--- Task objective ---
Extract every line below, verbatim.

Start

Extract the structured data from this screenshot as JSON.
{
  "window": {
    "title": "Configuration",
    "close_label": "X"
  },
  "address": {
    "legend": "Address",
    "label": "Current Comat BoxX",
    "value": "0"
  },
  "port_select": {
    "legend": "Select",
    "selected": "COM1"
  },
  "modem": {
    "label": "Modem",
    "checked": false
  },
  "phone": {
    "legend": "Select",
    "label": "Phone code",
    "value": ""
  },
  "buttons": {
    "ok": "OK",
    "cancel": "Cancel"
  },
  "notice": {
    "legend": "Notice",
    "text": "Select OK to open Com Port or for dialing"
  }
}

End

--- Worked solution ---
Extract the structured data from this screenshot as JSON.
{
  "window": {
    "title": "Configuration",
    "close_label": "X"
  },
  "address": {
    "legend": "Address",
    "label": "Current Comat BoxX",
    "value": "0"
  },
  "port_select": {
    "legend": "Select",
    "selected": "COM1"
  },
  "modem": {
    "label": "Modem",
    "checked": false
  },
  "phone": {
    "legend": "Select",
    "label": "Phone code",
    "value": ""
  },
  "buttons": {
    "ok": "OK",
    "cancel": "Cancel"
  },
  "notice": {
    "legend": "Notice",
    "text": "Select OK to open Com Port or for dialing"
  }
}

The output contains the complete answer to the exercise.